▶ [Required work]
Your task is to reproduce the entries below word for word.

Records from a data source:
— BEGIN —
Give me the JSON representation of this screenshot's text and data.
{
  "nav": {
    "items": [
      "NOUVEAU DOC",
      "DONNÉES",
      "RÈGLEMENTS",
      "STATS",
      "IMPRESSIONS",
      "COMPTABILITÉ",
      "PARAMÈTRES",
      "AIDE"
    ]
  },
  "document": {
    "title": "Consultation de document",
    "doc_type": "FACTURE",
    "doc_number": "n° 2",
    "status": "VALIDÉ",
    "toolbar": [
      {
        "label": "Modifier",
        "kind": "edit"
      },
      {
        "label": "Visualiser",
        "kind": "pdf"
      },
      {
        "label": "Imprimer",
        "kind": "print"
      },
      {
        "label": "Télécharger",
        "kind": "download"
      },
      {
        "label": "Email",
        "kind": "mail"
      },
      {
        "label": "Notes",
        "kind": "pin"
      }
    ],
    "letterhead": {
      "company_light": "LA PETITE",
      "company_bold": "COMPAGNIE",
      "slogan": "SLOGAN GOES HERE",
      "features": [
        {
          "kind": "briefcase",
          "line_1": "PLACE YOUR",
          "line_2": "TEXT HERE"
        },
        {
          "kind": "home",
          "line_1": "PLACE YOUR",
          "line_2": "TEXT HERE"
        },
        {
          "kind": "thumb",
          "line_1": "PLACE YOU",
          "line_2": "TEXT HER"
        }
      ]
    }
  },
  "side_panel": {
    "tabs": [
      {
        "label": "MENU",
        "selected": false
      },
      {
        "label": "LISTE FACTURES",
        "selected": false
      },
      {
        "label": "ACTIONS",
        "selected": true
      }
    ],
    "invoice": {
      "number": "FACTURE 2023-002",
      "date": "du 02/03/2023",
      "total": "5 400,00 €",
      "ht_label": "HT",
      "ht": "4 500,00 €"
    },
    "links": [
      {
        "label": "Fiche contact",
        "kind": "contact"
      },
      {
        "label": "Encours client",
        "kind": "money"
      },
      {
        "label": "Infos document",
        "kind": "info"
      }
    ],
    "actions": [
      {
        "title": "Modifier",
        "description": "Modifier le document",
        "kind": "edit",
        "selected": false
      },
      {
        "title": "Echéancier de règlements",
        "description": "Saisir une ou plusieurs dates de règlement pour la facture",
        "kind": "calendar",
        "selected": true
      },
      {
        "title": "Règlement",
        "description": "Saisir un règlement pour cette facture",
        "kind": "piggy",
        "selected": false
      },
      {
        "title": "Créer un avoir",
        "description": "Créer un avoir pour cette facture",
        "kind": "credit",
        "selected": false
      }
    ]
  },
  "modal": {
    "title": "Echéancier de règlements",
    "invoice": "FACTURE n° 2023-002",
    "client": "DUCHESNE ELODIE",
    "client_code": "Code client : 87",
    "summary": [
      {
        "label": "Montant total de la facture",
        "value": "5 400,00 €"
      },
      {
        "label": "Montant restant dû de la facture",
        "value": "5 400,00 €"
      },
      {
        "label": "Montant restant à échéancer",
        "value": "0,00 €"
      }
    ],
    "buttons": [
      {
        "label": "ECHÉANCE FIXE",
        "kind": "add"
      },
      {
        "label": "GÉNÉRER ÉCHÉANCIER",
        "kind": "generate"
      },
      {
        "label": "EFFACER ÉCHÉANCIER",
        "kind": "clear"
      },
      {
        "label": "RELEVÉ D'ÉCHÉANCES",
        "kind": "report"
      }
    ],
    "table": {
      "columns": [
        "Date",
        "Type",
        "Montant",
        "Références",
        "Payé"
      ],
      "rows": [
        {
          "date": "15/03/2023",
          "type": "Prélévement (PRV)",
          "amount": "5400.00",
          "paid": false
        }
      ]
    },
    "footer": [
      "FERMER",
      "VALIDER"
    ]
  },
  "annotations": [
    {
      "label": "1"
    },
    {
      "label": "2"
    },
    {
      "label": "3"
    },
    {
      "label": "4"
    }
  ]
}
— END —
▶ [Right answer]
Give me the JSON representation of this screenshot's text and data.
{
  "nav": {
    "items": [
      "NOUVEAU DOC",
      "DONNÉES",
      "RÈGLEMENTS",
      "STATS",
      "IMPRESSIONS",
      "COMPTABILITÉ",
      "PARAMÈTRES",
      "AIDE"
    ]
  },
  "document": {
    "title": "Consultation de document",
    "doc_type": "FACTURE",
    "doc_number": "n° 2",
    "status": "VALIDÉ",
    "toolbar": [
      {
        "label": "Modifier",
        "kind": "edit"
      },
      {
        "label": "Visualiser",
        "kind": "pdf"
      },
      {
        "label": "Imprimer",
        "kind": "print"
      },
      {
        "label": "Télécharger",
        "kind": "download"
      },
      {
        "label": "Email",
        "kind": "mail"
      },
      {
        "label": "Notes",
        "kind": "pin"
      }
    ],
    "letterhead": {
      "company_light": "LA PETITE",
      "company_bold": "COMPAGNIE",
      "slogan": "SLOGAN GOES HERE",
      "features": [
        {
          "kind": "briefcase",
          "line_1": "PLACE YOUR",
          "line_2": "TEXT HERE"
        },
        {
          "kind": "home",
          "line_1": "PLACE YOUR",
          "line_2": "TEXT HERE"
        },
        {
          "kind": "thumb",
          "line_1": "PLACE YOU",
          "line_2": "TEXT HER"
        }
      ]
    }
  },
  "side_panel": {
    "tabs": [
      {
        "label": "MENU",
        "selected": false
      },
      {
        "label": "LISTE FACTURES",
        "selected": false
      },
      {
        "label": "ACTIONS",
        "selected": true
      }
    ],
    "invoice": {
      "number": "FACTURE 2023-002",
      "date": "du 02/03/2023",
      "total": "5 400,00 €",
      "ht_label": "HT",
      "ht": "4 500,00 €"
    },
    "links": [
      {
        "label": "Fiche contact",
        "kind": "contact"
      },
      {
        "label": "Encours client",
        "kind": "money"
      },
      {
        "label": "Infos document",
        "kind": "info"
      }
    ],
    "actions": [
      {
        "title": "Modifier",
        "description": "Modifier le document",
        "kind": "edit",
        "selected": false
      },
      {
        "title": "Echéancier de règlements",
        "description": "Saisir une ou plusieurs dates de règlement pour la facture",
        "kind": "calendar",
        "selected": true
      },
      {
        "title": "Règlement",
        "description": "Saisir un règlement pour cette facture",
        "kind": "piggy",
        "selected": false
      },
      {
        "title": "Créer un avoir",
        "description": "Créer un avoir pour cette facture",
        "kind": "credit",
        "selected": false
      }
    ]
  },
  "modal": {
    "title": "Echéancier de règlements",
    "invoice": "FACTURE n° 2023-002",
    "client": "DUCHESNE ELODIE",
    "client_code": "Code client : 87",
    "summary": [
      {
        "label": "Montant total de la facture",
        "value": "5 400,00 €"
      },
      {
        "label": "Montant restant dû de la facture",
        "value": "5 400,00 €"
      },
      {
        "label": "Montant restant à échéancer",
        "value": "0,00 €"
      }
    ],
    "buttons": [
      {
        "label": "ECHÉANCE FIXE",
        "kind": "add"
      },
      {
        "label": "GÉNÉRER ÉCHÉANCIER",
        "kind": "generate"
      },
      {
        "label": "EFFACER ÉCHÉANCIER",
        "kind": "clear"
      },
      {
        "label": "RELEVÉ D'ÉCHÉANCES",
        "kind": "report"
      }
    ],
    "table": {
      "columns": [
        "Date",
        "Type",
        "Montant",
        "Références",
        "Payé"
      ],
      "rows": [
        {
          "date": "15/03/2023",
          "type": "Prélévement (PRV)",
          "amount": "5400.00",
          "paid": false
        }
      ]
    },
    "footer": [
      "FERMER",
      "VALIDER"
    ]
  },
  "annotations": [
    {
      "label": "1"
    },
    {
      "label": "2"
    },
    {
      "label": "3"
    },
    {
      "label": "4"
    }
  ]
}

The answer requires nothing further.